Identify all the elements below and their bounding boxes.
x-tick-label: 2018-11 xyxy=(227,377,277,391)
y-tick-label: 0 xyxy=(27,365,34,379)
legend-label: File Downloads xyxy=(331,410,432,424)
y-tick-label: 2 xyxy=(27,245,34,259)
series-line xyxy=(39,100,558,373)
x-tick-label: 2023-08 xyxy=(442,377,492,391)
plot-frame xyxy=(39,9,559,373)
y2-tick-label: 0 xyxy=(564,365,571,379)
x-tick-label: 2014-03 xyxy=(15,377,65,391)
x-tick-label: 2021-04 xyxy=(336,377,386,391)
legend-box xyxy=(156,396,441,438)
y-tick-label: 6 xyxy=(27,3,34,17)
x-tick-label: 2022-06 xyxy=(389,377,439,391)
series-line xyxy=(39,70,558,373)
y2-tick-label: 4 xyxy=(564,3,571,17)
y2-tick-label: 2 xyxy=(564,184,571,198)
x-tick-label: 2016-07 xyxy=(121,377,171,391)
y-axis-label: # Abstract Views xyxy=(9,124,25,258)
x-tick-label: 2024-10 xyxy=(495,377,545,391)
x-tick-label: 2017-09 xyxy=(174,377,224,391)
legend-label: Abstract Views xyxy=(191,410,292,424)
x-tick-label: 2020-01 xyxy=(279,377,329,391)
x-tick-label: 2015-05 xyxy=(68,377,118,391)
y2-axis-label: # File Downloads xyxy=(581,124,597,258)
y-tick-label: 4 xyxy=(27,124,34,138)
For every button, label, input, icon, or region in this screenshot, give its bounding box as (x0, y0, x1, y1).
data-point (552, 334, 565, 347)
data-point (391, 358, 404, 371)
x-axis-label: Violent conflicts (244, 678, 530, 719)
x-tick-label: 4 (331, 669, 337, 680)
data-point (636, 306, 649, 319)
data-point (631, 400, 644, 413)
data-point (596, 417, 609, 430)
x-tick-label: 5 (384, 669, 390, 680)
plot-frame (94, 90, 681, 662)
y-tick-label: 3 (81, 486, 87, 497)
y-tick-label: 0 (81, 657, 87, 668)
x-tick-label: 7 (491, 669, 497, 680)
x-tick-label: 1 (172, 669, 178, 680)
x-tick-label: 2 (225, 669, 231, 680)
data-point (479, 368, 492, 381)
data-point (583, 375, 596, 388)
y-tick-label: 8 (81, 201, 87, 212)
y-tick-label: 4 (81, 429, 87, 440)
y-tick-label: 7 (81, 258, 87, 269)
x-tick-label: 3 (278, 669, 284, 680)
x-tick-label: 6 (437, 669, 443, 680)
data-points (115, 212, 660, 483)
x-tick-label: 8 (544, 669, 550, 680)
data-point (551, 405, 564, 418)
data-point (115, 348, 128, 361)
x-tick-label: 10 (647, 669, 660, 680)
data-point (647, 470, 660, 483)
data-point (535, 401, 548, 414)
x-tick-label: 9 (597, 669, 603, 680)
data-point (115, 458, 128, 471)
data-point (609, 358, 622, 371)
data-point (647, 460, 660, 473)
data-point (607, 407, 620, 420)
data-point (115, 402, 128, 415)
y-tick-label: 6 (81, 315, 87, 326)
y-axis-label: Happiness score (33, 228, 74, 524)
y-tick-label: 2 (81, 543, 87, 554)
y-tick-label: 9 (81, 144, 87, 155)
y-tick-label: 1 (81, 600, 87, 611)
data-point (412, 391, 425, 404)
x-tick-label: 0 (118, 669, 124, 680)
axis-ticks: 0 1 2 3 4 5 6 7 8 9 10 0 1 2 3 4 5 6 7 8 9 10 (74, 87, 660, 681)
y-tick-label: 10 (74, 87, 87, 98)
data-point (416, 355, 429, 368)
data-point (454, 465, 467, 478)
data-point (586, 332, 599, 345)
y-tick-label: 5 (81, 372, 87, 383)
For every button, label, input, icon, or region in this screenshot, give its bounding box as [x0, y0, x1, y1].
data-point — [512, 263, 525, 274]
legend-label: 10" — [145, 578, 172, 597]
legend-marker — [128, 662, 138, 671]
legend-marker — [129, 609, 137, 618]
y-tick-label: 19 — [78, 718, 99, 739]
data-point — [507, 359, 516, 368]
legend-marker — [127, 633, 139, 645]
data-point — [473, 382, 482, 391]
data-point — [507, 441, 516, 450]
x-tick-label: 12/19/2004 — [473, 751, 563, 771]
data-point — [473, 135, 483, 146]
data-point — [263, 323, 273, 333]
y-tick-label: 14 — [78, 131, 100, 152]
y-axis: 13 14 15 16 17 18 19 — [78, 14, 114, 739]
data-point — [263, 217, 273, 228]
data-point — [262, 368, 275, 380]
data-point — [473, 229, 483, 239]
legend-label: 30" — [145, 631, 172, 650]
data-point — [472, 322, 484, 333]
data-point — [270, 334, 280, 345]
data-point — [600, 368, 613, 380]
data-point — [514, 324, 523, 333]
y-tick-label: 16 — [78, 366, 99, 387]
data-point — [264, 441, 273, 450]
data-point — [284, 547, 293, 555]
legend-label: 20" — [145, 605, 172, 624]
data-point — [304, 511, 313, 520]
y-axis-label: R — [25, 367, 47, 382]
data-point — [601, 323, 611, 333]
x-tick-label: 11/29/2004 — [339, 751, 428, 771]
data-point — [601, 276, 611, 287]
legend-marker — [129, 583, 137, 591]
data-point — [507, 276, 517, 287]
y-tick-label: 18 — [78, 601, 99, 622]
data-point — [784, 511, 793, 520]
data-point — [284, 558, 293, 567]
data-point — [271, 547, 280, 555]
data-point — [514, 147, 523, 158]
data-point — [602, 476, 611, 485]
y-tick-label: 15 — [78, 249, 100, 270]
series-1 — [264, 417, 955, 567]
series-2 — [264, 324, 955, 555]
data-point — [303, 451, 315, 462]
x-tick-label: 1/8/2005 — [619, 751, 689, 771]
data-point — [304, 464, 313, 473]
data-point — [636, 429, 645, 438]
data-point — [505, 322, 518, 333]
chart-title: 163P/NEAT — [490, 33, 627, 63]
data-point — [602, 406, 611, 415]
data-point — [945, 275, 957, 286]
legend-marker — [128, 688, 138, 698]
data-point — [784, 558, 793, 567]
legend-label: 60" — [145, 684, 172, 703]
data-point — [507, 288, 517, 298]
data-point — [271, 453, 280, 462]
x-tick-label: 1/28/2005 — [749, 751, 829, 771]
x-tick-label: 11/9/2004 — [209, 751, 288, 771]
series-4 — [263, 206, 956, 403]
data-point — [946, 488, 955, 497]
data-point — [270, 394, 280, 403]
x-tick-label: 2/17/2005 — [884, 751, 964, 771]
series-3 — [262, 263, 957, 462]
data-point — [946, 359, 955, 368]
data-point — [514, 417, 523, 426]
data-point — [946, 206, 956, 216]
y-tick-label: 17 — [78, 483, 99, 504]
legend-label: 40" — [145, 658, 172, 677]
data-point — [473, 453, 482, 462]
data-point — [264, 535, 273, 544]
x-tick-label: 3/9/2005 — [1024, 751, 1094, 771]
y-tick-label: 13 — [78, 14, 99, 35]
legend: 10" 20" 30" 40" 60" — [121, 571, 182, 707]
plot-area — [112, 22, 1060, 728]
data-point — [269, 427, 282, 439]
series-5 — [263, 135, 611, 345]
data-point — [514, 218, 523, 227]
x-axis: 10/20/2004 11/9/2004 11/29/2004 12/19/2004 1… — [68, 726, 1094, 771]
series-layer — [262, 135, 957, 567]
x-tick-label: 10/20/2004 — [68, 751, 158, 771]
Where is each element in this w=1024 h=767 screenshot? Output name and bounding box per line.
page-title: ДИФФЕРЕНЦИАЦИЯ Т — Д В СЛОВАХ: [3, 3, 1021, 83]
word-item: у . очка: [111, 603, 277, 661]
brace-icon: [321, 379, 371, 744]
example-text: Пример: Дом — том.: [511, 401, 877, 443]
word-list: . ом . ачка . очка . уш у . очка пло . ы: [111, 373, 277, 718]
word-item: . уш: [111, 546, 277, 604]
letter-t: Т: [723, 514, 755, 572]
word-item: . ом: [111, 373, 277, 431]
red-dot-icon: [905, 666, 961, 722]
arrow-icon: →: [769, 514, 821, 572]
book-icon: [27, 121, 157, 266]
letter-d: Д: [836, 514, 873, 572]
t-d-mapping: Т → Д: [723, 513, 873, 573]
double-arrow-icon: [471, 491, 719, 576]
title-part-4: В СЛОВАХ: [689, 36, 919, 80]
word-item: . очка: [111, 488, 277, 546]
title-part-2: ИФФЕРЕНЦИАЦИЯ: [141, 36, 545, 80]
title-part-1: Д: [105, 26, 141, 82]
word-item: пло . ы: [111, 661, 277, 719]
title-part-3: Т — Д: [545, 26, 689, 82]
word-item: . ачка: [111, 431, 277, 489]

***

- [TO DO]:
Copy out the records from the first line through the line containing "y2-tick-label: 0 xyxy=(564,365,571,379)", keeping every character the same and including both end lines.

- [RESULT FOR THIS TASK]:
Identify all the elements below and their bounding boxes.
x-tick-label: 2018-11 xyxy=(227,377,277,391)
y-tick-label: 0 xyxy=(27,365,34,379)
legend-label: File Downloads xyxy=(331,410,432,424)
y-tick-label: 2 xyxy=(27,245,34,259)
series-line xyxy=(39,100,558,373)
x-tick-label: 2023-08 xyxy=(442,377,492,391)
plot-frame xyxy=(39,9,559,373)
y2-tick-label: 0 xyxy=(564,365,571,379)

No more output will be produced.